Listed entries —
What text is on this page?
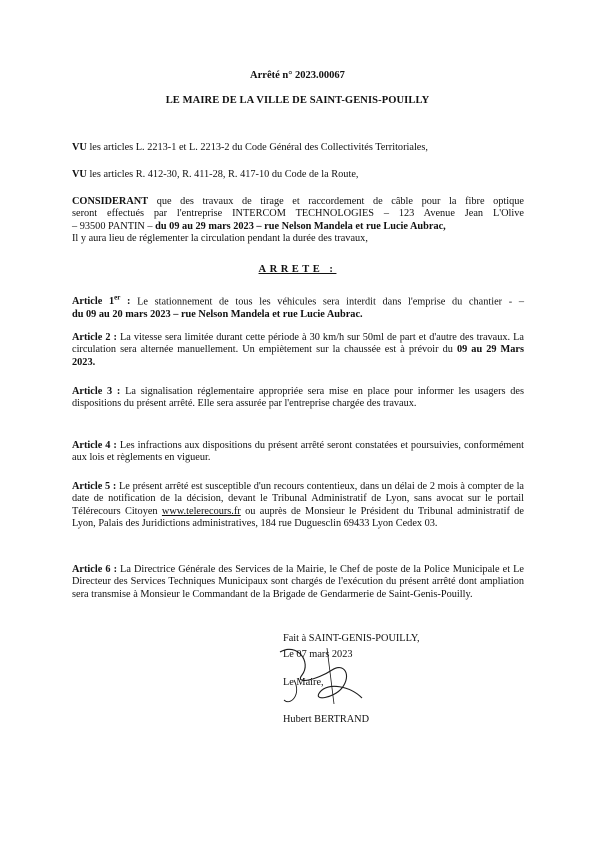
Arrêté n° 2023.00067
LE MAIRE DE LA VILLE DE SAINT-GENIS-POUILLY
VU les articles L. 2213-1 et L. 2213-2 du Code Général des Collectivités Territoriales,
VU les articles R. 412-30, R. 411-28, R. 417-10 du Code de la Route,
CONSIDERANT que des travaux de tirage et raccordement de câble pour la fibre optique
seront effectués par l'entreprise INTERCOM TECHNOLOGIES – 123 Avenue Jean L'Olive
– 93500 PANTIN – du 09 au 29 mars 2023 – rue Nelson Mandela et rue Lucie Aubrac,
Il y aura lieu de réglementer la circulation pendant la durée des travaux,
ARRETE :
Article 1er : Le stationnement de tous les véhicules sera interdit dans l'emprise du chantier - –
du 09 au 20 mars 2023 – rue Nelson Mandela et rue Lucie Aubrac.
Article 2 : La vitesse sera limitée durant cette période à 30 km/h sur 50ml de part et d'autre des travaux. La circulation sera alternée manuellement. Un empiètement sur la chaussée est à prévoir du 09 au 29 Mars 2023.
Article 3 : La signalisation réglementaire appropriée sera mise en place pour informer les usagers des dispositions du présent arrêté. Elle sera assurée par l'entreprise chargée des travaux.
Article 4 : Les infractions aux dispositions du présent arrêté seront constatées et poursuivies, conformément aux lois et règlements en vigueur.
Article 5 : Le présent arrêté est susceptible d'un recours contentieux, dans un délai de 2 mois à compter de la date de notification de la décision, devant le Tribunal Administratif de Lyon, sans avocat sur le portail Télérecours Citoyen www.telerecours.fr ou auprès de Monsieur le Président du Tribunal administratif de Lyon, Palais des Juridictions administratives, 184 rue Duguesclin 69433 Lyon Cedex 03.
Article 6 : La Directrice Générale des Services de la Mairie, le Chef de poste de la Police Municipale et Le Directeur des Services Techniques Municipaux sont chargés de l'exécution du présent arrêté dont ampliation sera transmise à Monsieur le Commandant de la Brigade de Gendarmerie de Saint-Genis-Pouilly.
Fait à SAINT-GENIS-POUILLY,
Le 07 mars 2023
Le Maire,
Hubert BERTRAND
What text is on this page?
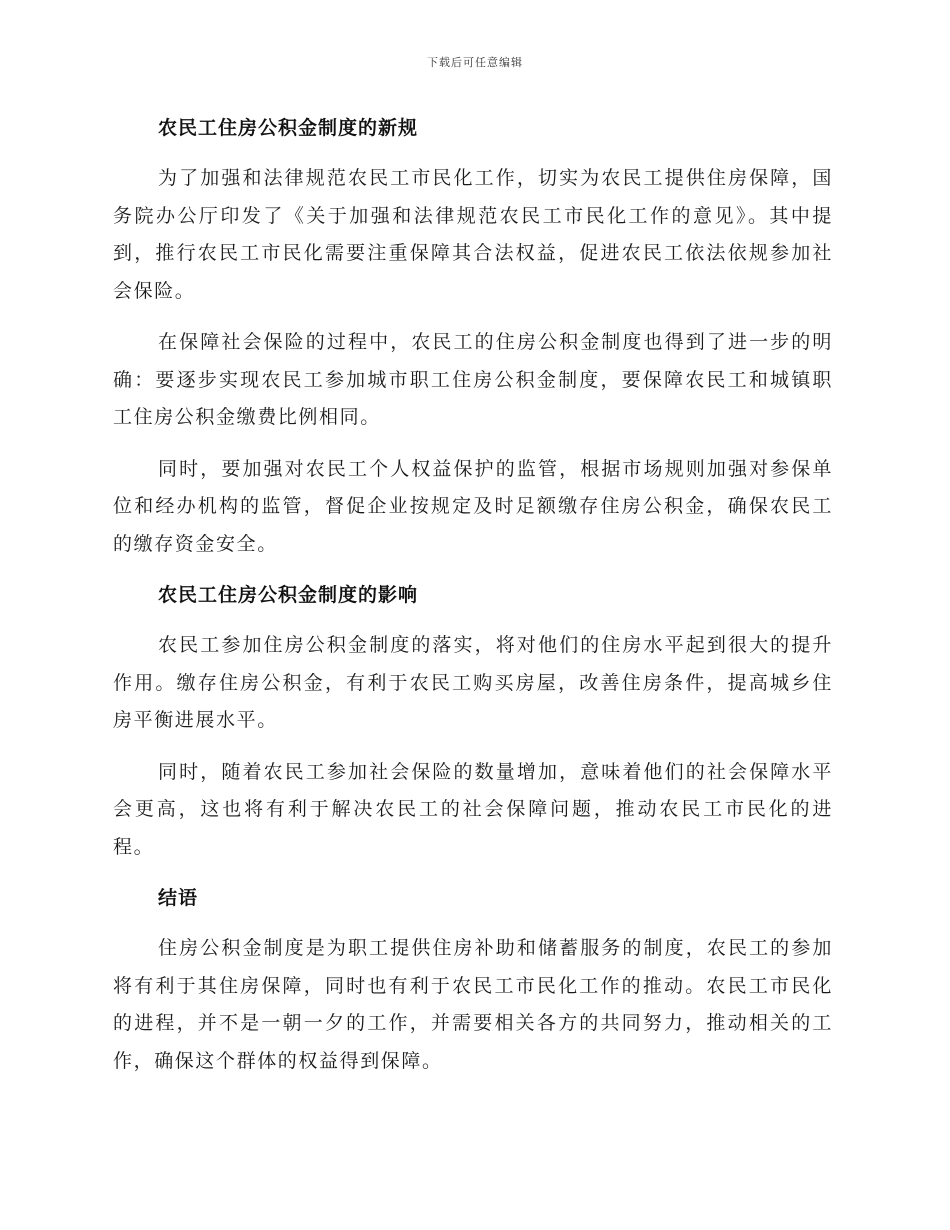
下载后可任意编辑
农民工住房公积金制度的新规

为了加强和法律规范农民工市民化工作，切实为农民工提供住房保障，国务院办公厅印发了《关于加强和法律规范农民工市民化工作的意见》。其中提到，推行农民工市民化需要注重保障其合法权益，促进农民工依法依规参加社会保险。

在保障社会保险的过程中，农民工的住房公积金制度也得到了进一步的明确：要逐步实现农民工参加城市职工住房公积金制度，要保障农民工和城镇职工住房公积金缴费比例相同。

同时，要加强对农民工个人权益保护的监管，根据市场规则加强对参保单位和经办机构的监管，督促企业按规定及时足额缴存住房公积金，确保农民工的缴存资金安全。

农民工住房公积金制度的影响

农民工参加住房公积金制度的落实，将对他们的住房水平起到很大的提升作用。缴存住房公积金，有利于农民工购买房屋，改善住房条件，提高城乡住房平衡进展水平。

同时，随着农民工参加社会保险的数量增加，意味着他们的社会保障水平会更高，这也将有利于解决农民工的社会保障问题，推动农民工市民化的进程。

结语

住房公积金制度是为职工提供住房补助和储蓄服务的制度，农民工的参加将有利于其住房保障，同时也有利于农民工市民化工作的推动。农民工市民化的进程，并不是一朝一夕的工作，并需要相关各方的共同努力，推动相关的工作，确保这个群体的权益得到保障。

Your task — Say the number of lines in the listing that hold "articles", with no added words.

Reply — 2